*Problem details*
Search the listing below for the word "JSON" and copy each line that holds it.

** start **

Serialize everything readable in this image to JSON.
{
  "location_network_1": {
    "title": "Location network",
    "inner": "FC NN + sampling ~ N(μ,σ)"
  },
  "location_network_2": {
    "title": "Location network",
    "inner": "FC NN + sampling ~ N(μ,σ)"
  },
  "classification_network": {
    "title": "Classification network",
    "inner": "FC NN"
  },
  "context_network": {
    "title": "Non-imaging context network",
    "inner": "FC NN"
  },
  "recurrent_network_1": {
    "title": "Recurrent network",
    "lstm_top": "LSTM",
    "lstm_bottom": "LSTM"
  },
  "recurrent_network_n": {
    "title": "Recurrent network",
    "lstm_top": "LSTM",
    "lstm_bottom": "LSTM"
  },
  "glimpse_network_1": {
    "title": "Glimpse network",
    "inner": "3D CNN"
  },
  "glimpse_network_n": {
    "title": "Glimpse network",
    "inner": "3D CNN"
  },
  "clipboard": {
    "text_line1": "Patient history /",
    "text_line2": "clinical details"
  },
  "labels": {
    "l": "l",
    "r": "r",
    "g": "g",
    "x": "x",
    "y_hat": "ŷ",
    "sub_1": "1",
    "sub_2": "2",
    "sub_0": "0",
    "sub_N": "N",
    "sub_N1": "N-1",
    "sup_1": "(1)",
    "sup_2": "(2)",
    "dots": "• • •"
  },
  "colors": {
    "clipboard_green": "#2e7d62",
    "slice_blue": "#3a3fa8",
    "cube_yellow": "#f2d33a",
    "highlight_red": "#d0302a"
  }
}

** end **
** start **

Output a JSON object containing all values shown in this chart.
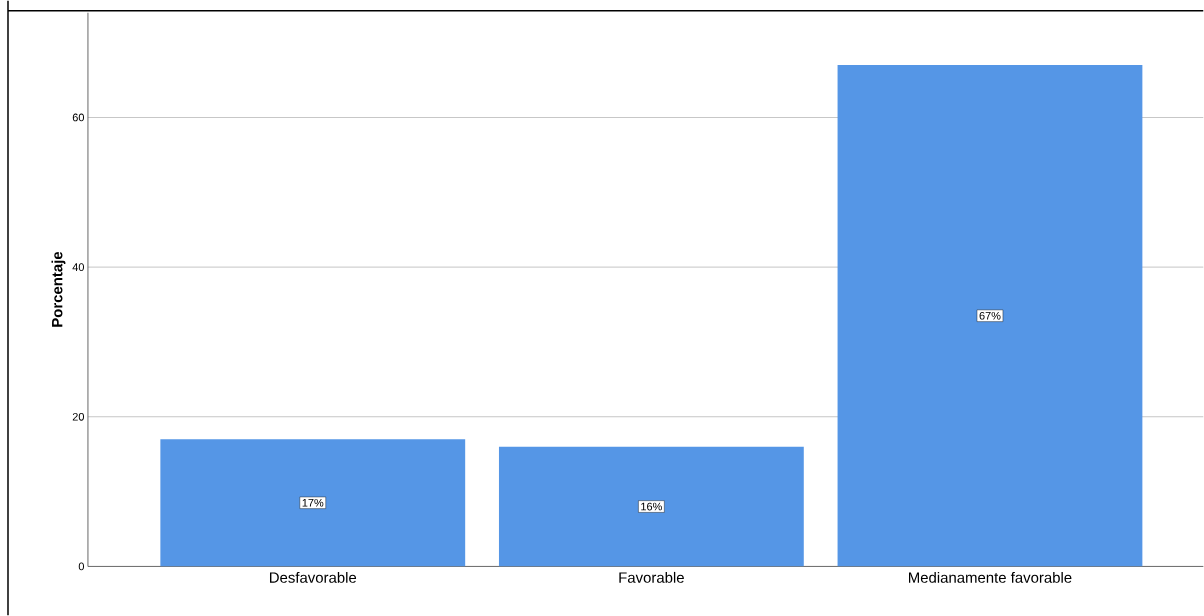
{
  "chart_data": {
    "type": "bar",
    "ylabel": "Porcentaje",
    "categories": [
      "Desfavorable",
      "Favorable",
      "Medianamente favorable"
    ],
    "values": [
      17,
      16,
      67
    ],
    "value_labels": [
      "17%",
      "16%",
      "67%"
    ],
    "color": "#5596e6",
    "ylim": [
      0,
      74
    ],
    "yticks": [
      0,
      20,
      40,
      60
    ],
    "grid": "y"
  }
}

** end **

*Finished task*
Serialize everything readable in this image to JSON.
Output a JSON object containing all values shown in this chart.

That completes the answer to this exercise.